Brief:
Copy out the data below verbatim.

Information given:
◇ ◇ ◇ ◇ ◇ ◇ ◇
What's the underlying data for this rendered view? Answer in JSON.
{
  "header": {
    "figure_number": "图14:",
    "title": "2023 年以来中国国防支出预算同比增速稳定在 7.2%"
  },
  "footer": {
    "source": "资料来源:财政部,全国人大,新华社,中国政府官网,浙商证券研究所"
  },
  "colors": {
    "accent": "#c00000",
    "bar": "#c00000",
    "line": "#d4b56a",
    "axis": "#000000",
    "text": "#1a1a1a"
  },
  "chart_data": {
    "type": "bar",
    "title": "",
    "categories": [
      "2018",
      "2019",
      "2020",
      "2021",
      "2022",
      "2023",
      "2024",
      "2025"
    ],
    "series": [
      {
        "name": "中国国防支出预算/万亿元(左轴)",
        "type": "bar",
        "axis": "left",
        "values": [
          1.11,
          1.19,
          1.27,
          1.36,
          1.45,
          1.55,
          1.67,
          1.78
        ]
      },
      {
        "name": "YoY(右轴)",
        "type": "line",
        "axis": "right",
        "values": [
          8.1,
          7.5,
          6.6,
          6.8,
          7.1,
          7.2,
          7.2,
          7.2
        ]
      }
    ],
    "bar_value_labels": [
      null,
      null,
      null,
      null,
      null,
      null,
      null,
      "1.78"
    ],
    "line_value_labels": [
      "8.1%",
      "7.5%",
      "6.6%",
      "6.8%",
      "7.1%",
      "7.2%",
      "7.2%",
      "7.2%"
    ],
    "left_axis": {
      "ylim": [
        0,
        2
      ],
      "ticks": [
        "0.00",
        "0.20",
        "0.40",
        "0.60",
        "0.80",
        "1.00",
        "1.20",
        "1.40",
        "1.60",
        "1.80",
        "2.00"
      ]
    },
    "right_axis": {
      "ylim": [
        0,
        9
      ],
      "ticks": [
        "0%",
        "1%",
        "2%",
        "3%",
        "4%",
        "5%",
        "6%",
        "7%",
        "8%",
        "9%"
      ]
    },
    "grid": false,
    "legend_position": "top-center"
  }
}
◇ ◇ ◇ ◇ ◇ ◇ ◇
Solution:
What's the underlying data for this rendered view? Answer in JSON.
{
  "header": {
    "figure_number": "图14:",
    "title": "2023 年以来中国国防支出预算同比增速稳定在 7.2%"
  },
  "footer": {
    "source": "资料来源:财政部,全国人大,新华社,中国政府官网,浙商证券研究所"
  },
  "colors": {
    "accent": "#c00000",
    "bar": "#c00000",
    "line": "#d4b56a",
    "axis": "#000000",
    "text": "#1a1a1a"
  },
  "chart_data": {
    "type": "bar",
    "title": "",
    "categories": [
      "2018",
      "2019",
      "2020",
      "2021",
      "2022",
      "2023",
      "2024",
      "2025"
    ],
    "series": [
      {
        "name": "中国国防支出预算/万亿元(左轴)",
        "type": "bar",
        "axis": "left",
        "values": [
          1.11,
          1.19,
          1.27,
          1.36,
          1.45,
          1.55,
          1.67,
          1.78
        ]
      },
      {
        "name": "YoY(右轴)",
        "type": "line",
        "axis": "right",
        "values": [
          8.1,
          7.5,
          6.6,
          6.8,
          7.1,
          7.2,
          7.2,
          7.2
        ]
      }
    ],
    "bar_value_labels": [
      null,
      null,
      null,
      null,
      null,
      null,
      null,
      "1.78"
    ],
    "line_value_labels": [
      "8.1%",
      "7.5%",
      "6.6%",
      "6.8%",
      "7.1%",
      "7.2%",
      "7.2%",
      "7.2%"
    ],
    "left_axis": {
      "ylim": [
        0,
        2
      ],
      "ticks": [
        "0.00",
        "0.20",
        "0.40",
        "0.60",
        "0.80",
        "1.00",
        "1.20",
        "1.40",
        "1.60",
        "1.80",
        "2.00"
      ]
    },
    "right_axis": {
      "ylim": [
        0,
        9
      ],
      "ticks": [
        "0%",
        "1%",
        "2%",
        "3%",
        "4%",
        "5%",
        "6%",
        "7%",
        "8%",
        "9%"
      ]
    },
    "grid": false,
    "legend_position": "top-center"
  }
}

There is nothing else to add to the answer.